- DATA ROWS:
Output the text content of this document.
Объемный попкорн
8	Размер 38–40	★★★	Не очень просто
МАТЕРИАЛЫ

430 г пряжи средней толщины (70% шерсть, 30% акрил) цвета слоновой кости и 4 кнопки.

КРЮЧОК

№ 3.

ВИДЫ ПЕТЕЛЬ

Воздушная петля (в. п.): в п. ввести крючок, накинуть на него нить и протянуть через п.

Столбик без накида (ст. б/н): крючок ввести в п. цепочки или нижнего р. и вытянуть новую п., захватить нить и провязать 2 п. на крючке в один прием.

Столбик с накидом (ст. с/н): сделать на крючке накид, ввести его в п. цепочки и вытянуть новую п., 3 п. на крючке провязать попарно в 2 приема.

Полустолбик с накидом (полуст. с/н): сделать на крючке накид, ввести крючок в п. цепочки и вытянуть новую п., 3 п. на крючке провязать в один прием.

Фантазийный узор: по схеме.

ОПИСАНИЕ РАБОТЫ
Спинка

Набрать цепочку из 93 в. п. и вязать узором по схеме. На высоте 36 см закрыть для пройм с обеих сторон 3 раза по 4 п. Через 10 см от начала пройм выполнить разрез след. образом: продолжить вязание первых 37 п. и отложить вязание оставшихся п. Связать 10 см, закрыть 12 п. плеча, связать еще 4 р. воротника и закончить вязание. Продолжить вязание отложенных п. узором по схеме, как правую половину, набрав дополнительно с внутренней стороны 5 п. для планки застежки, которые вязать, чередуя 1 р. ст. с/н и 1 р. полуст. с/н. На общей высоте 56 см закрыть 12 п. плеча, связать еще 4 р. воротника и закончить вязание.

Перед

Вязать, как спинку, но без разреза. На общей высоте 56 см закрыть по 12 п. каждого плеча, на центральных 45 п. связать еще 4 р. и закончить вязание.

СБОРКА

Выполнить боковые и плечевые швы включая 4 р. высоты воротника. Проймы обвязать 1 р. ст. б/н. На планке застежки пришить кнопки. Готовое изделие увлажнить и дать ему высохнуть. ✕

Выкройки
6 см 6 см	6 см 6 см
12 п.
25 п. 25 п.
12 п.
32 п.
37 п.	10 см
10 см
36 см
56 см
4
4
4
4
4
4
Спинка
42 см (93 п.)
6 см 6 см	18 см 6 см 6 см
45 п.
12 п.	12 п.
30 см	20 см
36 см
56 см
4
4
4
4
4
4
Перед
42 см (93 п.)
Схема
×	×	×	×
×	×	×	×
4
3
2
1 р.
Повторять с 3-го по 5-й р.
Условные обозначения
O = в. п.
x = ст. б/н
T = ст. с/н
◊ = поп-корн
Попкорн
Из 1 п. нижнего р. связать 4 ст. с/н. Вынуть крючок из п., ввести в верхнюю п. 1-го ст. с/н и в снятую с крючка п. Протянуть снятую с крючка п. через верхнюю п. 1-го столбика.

- GIVEN TASK:
In the entries above, how many lines contain the word "один"? Answer with the number only.

- SOLUTION FOR THIS PROBLEM:
2